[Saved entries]
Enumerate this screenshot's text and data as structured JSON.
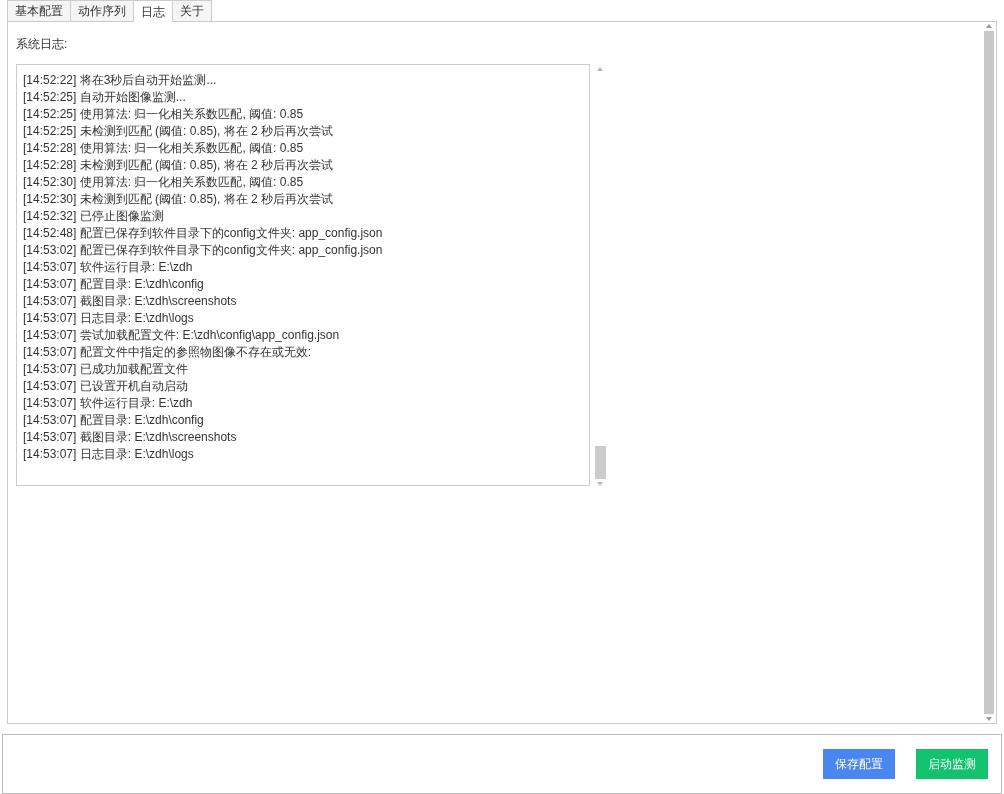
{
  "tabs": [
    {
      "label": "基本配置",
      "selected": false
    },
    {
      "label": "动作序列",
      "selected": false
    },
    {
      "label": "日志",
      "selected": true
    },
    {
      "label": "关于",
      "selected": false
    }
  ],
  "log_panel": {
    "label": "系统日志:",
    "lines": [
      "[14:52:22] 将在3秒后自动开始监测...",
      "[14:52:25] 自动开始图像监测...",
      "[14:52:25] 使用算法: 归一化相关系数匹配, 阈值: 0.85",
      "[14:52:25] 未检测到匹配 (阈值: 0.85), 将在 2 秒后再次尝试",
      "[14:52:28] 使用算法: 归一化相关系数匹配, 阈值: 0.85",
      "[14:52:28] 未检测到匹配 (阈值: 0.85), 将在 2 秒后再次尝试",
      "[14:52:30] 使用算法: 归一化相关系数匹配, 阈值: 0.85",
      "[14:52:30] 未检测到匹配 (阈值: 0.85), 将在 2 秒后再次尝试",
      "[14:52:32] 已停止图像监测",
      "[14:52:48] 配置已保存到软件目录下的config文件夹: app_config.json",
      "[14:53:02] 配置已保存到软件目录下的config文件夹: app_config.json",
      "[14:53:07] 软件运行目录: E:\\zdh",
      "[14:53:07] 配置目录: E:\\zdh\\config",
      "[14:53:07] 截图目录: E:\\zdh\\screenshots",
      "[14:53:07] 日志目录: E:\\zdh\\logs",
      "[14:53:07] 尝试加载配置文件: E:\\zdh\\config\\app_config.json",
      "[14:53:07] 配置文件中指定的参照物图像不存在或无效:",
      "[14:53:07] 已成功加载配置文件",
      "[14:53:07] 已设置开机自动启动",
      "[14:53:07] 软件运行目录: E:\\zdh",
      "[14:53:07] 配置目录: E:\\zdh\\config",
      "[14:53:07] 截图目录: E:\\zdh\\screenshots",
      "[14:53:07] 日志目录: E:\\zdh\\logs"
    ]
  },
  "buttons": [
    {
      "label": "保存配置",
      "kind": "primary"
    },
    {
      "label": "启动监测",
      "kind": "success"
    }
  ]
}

...

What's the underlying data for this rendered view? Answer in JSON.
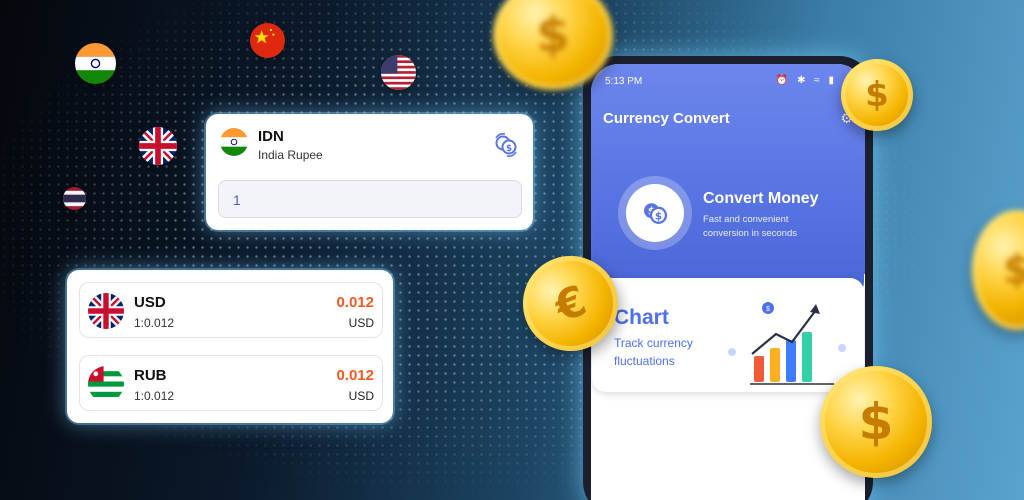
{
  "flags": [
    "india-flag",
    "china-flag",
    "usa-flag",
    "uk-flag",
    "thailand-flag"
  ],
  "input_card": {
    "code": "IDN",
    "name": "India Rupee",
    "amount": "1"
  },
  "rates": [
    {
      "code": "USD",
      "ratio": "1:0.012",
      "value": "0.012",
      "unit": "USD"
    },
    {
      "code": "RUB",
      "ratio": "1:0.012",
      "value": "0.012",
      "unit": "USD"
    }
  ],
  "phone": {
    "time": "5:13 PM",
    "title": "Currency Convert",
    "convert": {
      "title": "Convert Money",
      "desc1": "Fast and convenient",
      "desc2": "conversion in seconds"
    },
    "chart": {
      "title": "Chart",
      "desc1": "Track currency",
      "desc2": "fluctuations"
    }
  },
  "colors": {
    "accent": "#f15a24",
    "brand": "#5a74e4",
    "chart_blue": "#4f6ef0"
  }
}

---

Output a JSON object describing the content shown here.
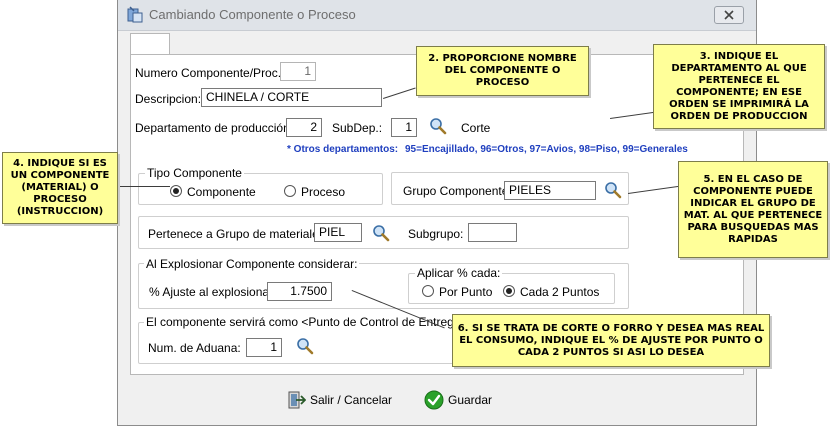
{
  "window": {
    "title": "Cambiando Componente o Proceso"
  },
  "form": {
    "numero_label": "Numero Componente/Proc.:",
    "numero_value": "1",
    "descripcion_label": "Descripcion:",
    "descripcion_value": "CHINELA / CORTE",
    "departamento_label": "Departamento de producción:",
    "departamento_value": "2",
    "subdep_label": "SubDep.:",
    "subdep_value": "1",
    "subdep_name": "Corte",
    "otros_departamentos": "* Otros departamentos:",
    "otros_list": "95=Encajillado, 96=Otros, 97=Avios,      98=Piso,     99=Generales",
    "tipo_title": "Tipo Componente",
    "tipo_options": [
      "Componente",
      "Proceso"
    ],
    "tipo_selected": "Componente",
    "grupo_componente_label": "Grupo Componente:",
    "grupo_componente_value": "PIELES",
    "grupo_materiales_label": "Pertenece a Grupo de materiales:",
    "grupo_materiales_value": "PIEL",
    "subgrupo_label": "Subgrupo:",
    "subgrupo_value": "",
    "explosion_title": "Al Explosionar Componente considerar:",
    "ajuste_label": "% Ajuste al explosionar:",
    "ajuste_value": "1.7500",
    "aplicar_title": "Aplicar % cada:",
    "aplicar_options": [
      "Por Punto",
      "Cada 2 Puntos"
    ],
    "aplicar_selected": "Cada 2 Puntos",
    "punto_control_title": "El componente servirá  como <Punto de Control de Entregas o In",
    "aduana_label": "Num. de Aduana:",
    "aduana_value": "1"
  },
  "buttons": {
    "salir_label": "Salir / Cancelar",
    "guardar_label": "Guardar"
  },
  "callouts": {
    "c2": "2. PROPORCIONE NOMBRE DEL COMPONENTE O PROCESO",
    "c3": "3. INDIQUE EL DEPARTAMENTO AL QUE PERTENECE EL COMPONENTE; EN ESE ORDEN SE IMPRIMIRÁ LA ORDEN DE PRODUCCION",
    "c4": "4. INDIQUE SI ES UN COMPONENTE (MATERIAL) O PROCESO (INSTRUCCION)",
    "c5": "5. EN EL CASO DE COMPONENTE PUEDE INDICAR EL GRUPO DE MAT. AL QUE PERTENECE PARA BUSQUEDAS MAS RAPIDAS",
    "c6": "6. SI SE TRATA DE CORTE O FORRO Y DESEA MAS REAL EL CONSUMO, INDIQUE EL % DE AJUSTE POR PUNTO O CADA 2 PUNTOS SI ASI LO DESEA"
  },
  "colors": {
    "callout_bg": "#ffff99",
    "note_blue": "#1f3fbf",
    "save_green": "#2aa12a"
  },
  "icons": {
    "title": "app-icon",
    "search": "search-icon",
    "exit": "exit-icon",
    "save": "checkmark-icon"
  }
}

▶ _STATED GOAL_: Select and copy each line from the data that includes the word "使用算法".

▶ _FINAL RESULT_:
      "[14:52:25] 使用算法: 归一化相关系数匹配, 阈值: 0.85",
      "[14:52:28] 使用算法: 归一化相关系数匹配, 阈值: 0.85",
      "[14:52:30] 使用算法: 归一化相关系数匹配, 阈值: 0.85",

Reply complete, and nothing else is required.